§ SHORT PROBLEM:
Copy the line containing "What data populates", then all lines after it up to and including the final line of the material, exactly and without additions.

§ LISTING:
-.-.-

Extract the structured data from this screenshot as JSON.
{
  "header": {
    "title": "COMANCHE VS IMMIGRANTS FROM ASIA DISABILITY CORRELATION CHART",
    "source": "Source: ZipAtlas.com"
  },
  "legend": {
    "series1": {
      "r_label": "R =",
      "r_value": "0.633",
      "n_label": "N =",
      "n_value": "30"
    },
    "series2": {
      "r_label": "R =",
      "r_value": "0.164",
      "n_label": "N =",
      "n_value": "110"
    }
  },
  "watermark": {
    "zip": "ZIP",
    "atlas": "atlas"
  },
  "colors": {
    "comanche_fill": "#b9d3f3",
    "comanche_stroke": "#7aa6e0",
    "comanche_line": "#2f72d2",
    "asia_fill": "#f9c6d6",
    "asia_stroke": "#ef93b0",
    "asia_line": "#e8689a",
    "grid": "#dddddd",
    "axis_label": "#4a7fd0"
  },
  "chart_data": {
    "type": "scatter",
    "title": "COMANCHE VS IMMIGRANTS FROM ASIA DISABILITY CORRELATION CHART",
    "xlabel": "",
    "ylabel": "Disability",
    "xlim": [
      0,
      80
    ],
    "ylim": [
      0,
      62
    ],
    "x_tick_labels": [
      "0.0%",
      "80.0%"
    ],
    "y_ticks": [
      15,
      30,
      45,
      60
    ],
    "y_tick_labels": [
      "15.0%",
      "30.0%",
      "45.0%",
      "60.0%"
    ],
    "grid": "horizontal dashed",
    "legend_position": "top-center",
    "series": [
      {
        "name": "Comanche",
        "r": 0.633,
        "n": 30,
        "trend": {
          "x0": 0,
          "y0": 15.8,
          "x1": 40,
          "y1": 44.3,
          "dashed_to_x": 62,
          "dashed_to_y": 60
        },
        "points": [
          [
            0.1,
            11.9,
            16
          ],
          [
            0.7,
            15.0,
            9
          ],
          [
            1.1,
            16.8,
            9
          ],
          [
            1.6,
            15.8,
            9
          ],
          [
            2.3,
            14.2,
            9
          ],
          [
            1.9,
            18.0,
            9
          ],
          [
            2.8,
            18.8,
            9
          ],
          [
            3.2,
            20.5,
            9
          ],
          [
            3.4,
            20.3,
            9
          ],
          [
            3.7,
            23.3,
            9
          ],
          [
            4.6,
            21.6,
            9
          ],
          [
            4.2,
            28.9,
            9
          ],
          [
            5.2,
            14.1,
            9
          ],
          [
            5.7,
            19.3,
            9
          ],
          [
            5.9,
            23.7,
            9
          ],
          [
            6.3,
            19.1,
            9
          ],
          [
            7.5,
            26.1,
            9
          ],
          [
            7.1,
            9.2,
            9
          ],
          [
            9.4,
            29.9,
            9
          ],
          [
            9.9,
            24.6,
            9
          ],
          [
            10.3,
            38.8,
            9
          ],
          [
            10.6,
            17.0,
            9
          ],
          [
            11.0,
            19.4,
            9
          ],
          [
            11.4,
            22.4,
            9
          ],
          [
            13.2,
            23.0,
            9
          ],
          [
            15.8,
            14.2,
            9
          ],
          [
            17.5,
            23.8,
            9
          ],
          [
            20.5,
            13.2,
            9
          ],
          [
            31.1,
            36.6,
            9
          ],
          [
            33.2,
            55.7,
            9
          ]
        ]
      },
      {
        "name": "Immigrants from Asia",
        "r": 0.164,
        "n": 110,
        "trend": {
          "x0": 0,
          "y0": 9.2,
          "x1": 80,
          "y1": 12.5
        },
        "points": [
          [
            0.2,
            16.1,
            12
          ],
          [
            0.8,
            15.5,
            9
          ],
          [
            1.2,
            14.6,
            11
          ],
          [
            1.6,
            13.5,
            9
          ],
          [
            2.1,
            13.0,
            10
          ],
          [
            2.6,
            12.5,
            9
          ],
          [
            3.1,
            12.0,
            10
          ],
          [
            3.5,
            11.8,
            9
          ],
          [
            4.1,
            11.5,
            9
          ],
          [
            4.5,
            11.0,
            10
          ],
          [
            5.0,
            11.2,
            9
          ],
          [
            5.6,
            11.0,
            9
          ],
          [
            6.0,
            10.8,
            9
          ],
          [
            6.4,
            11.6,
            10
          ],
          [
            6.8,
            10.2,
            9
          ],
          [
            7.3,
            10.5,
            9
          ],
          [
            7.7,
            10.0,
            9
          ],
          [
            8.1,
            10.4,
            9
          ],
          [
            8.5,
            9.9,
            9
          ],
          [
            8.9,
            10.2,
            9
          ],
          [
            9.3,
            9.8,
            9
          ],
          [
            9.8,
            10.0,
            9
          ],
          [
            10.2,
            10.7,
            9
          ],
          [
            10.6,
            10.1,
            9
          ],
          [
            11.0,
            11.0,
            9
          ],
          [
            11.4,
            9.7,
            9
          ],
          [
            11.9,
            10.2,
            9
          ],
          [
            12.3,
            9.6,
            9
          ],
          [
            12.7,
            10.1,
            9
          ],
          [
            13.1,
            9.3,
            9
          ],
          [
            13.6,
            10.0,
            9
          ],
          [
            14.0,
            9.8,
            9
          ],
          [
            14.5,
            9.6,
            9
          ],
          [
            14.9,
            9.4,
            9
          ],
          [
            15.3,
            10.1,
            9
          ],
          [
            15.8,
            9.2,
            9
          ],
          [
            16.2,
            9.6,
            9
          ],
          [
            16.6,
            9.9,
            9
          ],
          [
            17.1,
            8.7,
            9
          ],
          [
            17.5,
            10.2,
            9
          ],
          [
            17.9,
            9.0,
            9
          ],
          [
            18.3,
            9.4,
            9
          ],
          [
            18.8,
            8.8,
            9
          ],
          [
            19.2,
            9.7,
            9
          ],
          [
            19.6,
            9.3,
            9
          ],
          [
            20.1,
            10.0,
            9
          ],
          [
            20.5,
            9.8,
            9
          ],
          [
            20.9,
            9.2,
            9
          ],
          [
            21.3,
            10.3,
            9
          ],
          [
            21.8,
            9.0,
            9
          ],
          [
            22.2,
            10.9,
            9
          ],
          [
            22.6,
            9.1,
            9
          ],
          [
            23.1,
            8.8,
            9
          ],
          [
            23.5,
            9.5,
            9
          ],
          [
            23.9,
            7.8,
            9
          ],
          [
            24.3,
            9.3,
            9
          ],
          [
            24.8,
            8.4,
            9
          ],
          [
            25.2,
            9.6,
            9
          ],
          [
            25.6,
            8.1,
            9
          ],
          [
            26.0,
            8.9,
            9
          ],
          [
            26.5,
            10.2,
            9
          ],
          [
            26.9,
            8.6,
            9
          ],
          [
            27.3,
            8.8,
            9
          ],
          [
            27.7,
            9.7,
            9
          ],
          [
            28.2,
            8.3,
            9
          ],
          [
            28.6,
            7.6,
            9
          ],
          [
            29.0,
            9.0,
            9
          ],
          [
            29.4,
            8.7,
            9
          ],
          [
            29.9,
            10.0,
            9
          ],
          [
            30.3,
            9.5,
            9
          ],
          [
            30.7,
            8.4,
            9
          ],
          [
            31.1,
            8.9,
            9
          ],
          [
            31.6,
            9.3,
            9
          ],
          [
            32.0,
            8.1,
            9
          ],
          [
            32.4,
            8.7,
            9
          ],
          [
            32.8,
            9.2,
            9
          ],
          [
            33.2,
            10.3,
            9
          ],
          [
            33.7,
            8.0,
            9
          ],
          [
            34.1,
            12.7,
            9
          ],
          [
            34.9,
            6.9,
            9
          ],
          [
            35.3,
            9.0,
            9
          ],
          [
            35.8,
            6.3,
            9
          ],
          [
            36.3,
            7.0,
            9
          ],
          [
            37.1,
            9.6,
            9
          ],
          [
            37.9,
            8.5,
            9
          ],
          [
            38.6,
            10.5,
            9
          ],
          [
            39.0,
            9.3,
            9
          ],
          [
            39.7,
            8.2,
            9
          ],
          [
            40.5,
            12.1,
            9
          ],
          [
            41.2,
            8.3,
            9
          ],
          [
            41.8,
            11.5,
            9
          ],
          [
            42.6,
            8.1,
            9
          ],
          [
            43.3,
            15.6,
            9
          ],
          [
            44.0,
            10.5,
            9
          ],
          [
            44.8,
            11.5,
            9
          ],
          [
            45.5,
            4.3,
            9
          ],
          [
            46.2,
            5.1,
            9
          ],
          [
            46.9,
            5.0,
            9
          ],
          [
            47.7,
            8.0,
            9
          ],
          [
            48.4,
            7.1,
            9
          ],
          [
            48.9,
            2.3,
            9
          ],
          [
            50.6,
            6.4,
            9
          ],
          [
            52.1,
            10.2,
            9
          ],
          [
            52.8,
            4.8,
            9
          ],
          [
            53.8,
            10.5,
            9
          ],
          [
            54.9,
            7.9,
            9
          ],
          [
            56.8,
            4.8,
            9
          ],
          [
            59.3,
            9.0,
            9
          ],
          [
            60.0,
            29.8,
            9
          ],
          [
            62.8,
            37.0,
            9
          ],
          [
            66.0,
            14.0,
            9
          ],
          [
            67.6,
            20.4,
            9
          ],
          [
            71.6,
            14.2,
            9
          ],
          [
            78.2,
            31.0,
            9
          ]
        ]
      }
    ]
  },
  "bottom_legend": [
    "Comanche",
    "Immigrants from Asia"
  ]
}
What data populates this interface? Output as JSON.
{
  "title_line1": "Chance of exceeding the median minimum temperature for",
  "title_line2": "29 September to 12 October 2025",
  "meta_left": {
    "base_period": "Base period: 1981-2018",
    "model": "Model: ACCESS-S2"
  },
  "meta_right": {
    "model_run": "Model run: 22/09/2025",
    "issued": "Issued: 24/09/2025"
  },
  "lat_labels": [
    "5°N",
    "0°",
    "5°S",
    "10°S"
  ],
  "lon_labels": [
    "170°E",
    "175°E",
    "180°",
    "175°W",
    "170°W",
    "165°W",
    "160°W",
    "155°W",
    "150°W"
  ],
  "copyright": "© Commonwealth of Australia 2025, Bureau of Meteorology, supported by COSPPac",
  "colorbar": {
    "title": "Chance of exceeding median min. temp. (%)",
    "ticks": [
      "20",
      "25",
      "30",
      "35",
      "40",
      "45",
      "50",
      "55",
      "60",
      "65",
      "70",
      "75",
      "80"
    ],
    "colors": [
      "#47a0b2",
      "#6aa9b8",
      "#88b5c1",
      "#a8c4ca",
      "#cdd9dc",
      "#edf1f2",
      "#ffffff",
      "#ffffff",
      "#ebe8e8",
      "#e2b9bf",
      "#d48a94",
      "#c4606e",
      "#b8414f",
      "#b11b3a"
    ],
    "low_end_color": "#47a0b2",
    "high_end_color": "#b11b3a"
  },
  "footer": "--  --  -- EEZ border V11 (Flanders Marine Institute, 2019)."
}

-.-.-

§ SOLUTION:
What data populates this interface? Output as JSON.
{
  "title_line1": "Chance of exceeding the median minimum temperature for",
  "title_line2": "29 September to 12 October 2025",
  "meta_left": {
    "base_period": "Base period: 1981-2018",
    "model": "Model: ACCESS-S2"
  },
  "meta_right": {
    "model_run": "Model run: 22/09/2025",
    "issued": "Issued: 24/09/2025"
  },
  "lat_labels": [
    "5°N",
    "0°",
    "5°S",
    "10°S"
  ],
  "lon_labels": [
    "170°E",
    "175°E",
    "180°",
    "175°W",
    "170°W",
    "165°W",
    "160°W",
    "155°W",
    "150°W"
  ],
  "copyright": "© Commonwealth of Australia 2025, Bureau of Meteorology, supported by COSPPac",
  "colorbar": {
    "title": "Chance of exceeding median min. temp. (%)",
    "ticks": [
      "20",
      "25",
      "30",
      "35",
      "40",
      "45",
      "50",
      "55",
      "60",
      "65",
      "70",
      "75",
      "80"
    ],
    "colors": [
      "#47a0b2",
      "#6aa9b8",
      "#88b5c1",
      "#a8c4ca",
      "#cdd9dc",
      "#edf1f2",
      "#ffffff",
      "#ffffff",
      "#ebe8e8",
      "#e2b9bf",
      "#d48a94",
      "#c4606e",
      "#b8414f",
      "#b11b3a"
    ],
    "low_end_color": "#47a0b2",
    "high_end_color": "#b11b3a"
  },
  "footer": "--  --  -- EEZ border V11 (Flanders Marine Institute, 2019)."
}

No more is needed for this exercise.